PROBLEM TO SOLVE =>
Filter out everything except lines holding "Sağkalım".

(Figure contents as structured data)
========
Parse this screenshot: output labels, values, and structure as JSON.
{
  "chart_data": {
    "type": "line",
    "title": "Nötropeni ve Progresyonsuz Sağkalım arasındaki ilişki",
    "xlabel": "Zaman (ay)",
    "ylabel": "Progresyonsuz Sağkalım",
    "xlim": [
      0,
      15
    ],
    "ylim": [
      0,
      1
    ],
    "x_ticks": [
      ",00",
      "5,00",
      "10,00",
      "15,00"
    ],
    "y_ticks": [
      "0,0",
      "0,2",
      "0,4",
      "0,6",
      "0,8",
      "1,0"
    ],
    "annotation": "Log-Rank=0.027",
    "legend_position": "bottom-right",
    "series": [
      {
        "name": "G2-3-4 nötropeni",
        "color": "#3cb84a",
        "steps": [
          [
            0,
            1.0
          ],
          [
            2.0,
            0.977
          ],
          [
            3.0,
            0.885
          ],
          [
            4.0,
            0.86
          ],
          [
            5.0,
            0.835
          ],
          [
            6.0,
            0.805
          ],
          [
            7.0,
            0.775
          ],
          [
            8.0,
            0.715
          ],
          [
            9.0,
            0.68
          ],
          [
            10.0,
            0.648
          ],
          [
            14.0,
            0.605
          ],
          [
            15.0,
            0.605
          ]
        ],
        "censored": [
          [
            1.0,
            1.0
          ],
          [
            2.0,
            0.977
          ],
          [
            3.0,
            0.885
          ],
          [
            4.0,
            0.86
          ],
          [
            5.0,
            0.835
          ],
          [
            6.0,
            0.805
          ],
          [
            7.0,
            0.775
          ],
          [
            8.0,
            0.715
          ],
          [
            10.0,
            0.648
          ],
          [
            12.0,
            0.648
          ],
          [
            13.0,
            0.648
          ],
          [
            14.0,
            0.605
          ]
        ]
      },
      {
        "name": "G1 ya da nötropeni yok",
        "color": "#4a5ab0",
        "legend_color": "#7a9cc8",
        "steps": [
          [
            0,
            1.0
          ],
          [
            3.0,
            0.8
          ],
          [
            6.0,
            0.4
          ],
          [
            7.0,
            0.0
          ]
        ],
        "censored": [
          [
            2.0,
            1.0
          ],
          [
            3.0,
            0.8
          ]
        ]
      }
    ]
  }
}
========
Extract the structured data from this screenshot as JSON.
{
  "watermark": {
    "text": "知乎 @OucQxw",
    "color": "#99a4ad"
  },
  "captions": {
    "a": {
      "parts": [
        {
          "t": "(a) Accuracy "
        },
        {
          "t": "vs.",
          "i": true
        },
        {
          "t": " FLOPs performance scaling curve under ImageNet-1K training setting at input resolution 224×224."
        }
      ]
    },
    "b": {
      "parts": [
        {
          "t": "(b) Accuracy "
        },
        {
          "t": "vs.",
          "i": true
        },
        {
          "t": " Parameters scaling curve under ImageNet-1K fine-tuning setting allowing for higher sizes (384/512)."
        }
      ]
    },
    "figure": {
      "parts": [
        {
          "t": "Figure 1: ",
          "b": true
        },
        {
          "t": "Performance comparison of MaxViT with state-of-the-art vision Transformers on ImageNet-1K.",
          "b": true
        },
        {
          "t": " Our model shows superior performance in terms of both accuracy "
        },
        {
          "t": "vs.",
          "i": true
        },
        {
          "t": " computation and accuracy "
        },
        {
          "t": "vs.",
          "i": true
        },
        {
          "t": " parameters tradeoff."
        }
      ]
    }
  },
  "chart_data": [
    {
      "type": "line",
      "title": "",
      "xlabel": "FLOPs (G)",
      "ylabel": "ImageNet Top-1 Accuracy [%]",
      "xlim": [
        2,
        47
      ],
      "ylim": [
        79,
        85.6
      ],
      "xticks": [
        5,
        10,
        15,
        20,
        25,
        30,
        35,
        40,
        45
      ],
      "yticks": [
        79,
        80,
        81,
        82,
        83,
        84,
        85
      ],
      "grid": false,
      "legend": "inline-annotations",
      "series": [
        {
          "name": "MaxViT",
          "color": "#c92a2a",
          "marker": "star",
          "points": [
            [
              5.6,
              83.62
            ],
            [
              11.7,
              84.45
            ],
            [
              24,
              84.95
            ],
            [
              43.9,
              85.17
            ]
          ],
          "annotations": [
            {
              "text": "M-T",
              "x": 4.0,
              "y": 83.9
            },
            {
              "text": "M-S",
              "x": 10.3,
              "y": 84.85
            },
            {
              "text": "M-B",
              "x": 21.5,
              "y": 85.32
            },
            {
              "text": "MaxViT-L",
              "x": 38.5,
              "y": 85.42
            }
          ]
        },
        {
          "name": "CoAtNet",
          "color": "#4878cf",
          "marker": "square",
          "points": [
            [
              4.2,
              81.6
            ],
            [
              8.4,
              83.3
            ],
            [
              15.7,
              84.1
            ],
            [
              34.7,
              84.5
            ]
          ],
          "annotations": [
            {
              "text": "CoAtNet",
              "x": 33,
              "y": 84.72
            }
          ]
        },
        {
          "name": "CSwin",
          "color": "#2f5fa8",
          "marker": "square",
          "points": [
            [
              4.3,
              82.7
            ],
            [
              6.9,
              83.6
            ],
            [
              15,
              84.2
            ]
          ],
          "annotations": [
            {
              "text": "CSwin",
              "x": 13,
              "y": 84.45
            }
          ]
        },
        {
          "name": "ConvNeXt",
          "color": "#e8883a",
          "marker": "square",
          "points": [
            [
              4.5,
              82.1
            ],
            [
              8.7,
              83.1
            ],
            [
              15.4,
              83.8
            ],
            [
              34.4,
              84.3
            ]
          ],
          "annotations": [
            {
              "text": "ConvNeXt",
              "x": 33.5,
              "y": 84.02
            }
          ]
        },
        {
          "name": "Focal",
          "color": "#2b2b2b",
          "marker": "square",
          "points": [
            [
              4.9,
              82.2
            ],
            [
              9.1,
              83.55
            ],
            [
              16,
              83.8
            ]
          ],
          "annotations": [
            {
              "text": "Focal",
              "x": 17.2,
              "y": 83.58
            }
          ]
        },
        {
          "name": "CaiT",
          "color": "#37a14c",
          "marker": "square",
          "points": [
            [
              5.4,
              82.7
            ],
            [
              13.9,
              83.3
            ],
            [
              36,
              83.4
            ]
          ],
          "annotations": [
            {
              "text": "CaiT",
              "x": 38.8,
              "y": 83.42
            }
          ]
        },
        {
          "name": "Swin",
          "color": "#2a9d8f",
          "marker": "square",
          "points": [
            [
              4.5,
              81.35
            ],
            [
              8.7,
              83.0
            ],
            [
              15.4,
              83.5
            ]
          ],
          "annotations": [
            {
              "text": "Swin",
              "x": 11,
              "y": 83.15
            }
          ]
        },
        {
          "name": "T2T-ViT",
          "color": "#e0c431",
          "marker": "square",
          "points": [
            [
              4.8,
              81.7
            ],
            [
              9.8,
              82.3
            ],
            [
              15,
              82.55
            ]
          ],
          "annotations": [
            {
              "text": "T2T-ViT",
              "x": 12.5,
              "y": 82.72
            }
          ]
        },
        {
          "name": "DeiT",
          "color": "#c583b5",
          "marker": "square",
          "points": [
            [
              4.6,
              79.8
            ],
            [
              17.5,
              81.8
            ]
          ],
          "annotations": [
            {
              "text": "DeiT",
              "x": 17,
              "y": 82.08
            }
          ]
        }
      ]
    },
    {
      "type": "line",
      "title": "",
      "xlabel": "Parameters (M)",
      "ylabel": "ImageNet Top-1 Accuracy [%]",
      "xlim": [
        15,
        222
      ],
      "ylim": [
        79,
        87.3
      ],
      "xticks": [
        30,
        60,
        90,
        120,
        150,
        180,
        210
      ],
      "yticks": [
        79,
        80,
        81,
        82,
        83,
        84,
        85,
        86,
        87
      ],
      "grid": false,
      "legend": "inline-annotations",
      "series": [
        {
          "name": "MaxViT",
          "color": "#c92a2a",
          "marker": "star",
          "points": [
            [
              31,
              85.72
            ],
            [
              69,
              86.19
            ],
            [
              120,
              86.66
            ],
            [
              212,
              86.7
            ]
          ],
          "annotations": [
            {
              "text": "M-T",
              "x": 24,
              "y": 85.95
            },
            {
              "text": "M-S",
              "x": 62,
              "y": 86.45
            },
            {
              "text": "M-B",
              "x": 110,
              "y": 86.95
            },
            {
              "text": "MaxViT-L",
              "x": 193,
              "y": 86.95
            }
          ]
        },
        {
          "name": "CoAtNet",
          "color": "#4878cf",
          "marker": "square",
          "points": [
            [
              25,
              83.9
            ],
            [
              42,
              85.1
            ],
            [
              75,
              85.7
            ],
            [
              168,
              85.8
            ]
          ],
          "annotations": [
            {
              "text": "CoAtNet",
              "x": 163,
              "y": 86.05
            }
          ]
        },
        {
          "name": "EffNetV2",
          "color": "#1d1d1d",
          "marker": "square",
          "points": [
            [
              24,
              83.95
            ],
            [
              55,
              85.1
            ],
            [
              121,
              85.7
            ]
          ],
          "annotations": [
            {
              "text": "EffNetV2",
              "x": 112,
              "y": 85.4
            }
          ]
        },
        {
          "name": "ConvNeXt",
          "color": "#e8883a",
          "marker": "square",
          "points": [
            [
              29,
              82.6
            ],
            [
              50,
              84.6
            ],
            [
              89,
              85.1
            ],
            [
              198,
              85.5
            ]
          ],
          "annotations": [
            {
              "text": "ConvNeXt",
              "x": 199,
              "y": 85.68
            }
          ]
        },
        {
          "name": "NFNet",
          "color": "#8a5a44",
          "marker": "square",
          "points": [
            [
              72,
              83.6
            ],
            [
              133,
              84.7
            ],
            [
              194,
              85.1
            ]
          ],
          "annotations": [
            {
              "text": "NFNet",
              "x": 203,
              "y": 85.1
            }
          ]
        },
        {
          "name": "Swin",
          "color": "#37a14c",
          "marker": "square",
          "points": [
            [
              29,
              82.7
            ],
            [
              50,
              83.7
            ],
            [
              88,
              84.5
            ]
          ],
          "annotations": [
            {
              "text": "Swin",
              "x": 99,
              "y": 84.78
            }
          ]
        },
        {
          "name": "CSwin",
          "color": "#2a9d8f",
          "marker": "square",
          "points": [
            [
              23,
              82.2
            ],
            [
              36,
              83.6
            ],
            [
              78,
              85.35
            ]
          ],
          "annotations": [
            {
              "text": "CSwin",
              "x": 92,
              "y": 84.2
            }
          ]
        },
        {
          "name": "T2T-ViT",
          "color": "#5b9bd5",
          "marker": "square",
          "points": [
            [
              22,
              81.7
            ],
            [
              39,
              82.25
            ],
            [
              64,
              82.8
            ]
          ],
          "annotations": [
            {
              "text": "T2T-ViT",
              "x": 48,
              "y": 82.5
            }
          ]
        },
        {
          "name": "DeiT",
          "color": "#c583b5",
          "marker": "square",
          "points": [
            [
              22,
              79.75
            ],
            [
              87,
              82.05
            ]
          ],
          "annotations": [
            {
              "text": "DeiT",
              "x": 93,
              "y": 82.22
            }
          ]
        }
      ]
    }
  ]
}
========
WRITTEN RESPONSE =>
    "title": "Nötropeni ve Progresyonsuz Sağkalım arasındaki ilişki",
    "ylabel": "Progresyonsuz Sağkalım",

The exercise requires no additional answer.